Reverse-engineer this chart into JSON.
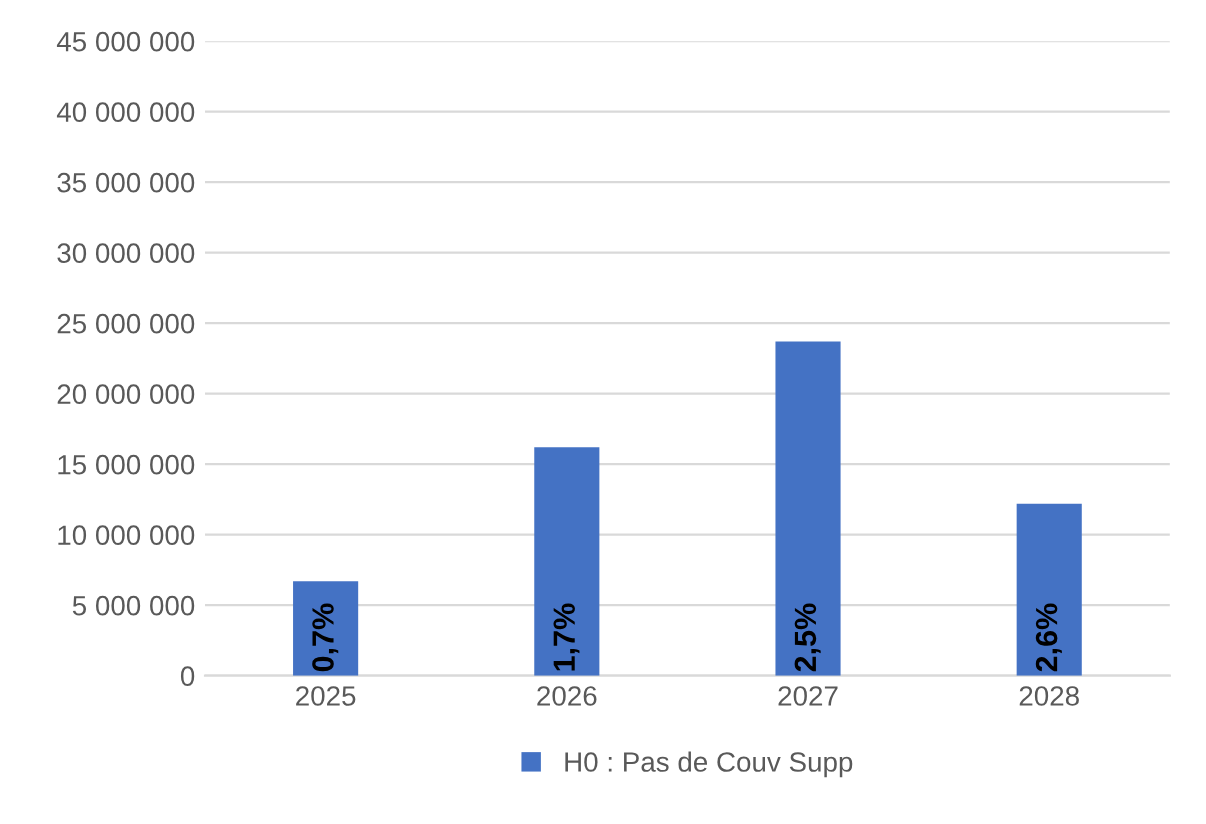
{
  "chart_data": {
    "type": "bar",
    "categories": [
      "2025",
      "2026",
      "2027",
      "2028"
    ],
    "series": [
      {
        "name": "H0 : Pas de Couv Supp",
        "color": "#4472c4",
        "values": [
          6700000,
          16200000,
          23700000,
          12200000
        ]
      }
    ],
    "annotations": [
      "0,7%",
      "1,7%",
      "2,5%",
      "2,6%"
    ],
    "ylim": [
      0,
      45000000
    ],
    "yticks": [
      0,
      {
        "value": 5000000,
        "label": "5 000 000"
      },
      {
        "value": 10000000,
        "label": "10 000 000"
      },
      {
        "value": 15000000,
        "label": "15 000 000"
      },
      {
        "value": 20000000,
        "label": "20 000 000"
      },
      {
        "value": 25000000,
        "label": "25 000 000"
      },
      {
        "value": 30000000,
        "label": "30 000 000"
      },
      {
        "value": 35000000,
        "label": "35 000 000"
      },
      {
        "value": 40000000,
        "label": "40 000 000"
      },
      {
        "value": 45000000,
        "label": "45 000 000"
      }
    ],
    "grid": "y",
    "legend": "bottom"
  }
}
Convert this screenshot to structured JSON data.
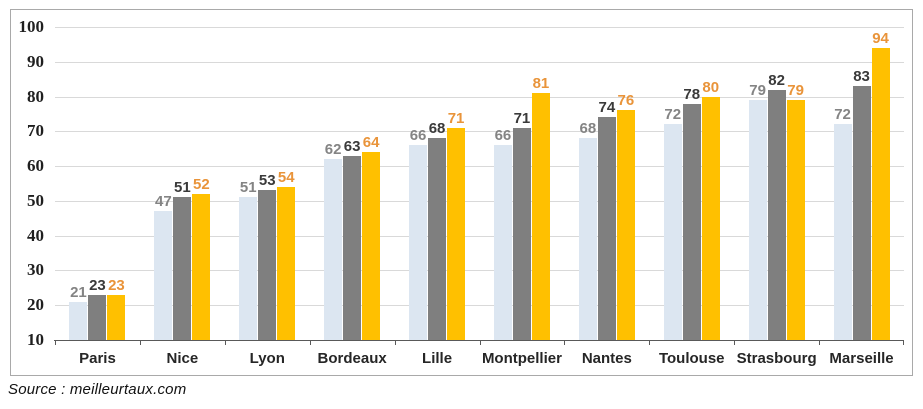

--- --- ---

== WHAT TO DO ==
Print out the lines exactly, skipping any picture.

== COMPLETE ANSWER ==
Reverse-engineer this chart into JSON.
{
  "chart_data": {
    "type": "bar",
    "categories": [
      "2025",
      "2026",
      "2027",
      "2028"
    ],
    "series": [
      {
        "name": "H0 : Pas de Couv Supp",
        "color": "#4472c4",
        "values": [
          6700000,
          16200000,
          23700000,
          12200000
        ]
      }
    ],
    "annotations": [
      "0,7%",
      "1,7%",
      "2,5%",
      "2,6%"
    ],
    "ylim": [
      0,
      45000000
    ],
    "yticks": [
      0,
      {
        "value": 5000000,
        "label": "5 000 000"
      },
      {
        "value": 10000000,
        "label": "10 000 000"
      },
      {
        "value": 15000000,
        "label": "15 000 000"
      },
      {
        "value": 20000000,
        "label": "20 000 000"
      },
      {
        "value": 25000000,
        "label": "25 000 000"
      },
      {
        "value": 30000000,
        "label": "30 000 000"
      },
      {
        "value": 35000000,
        "label": "35 000 000"
      },
      {
        "value": 40000000,
        "label": "40 000 000"
      },
      {
        "value": 45000000,
        "label": "45 000 000"
      }
    ],
    "grid": "y",
    "legend": "bottom"
  }
}
Convert this screenshot to structured JSON data.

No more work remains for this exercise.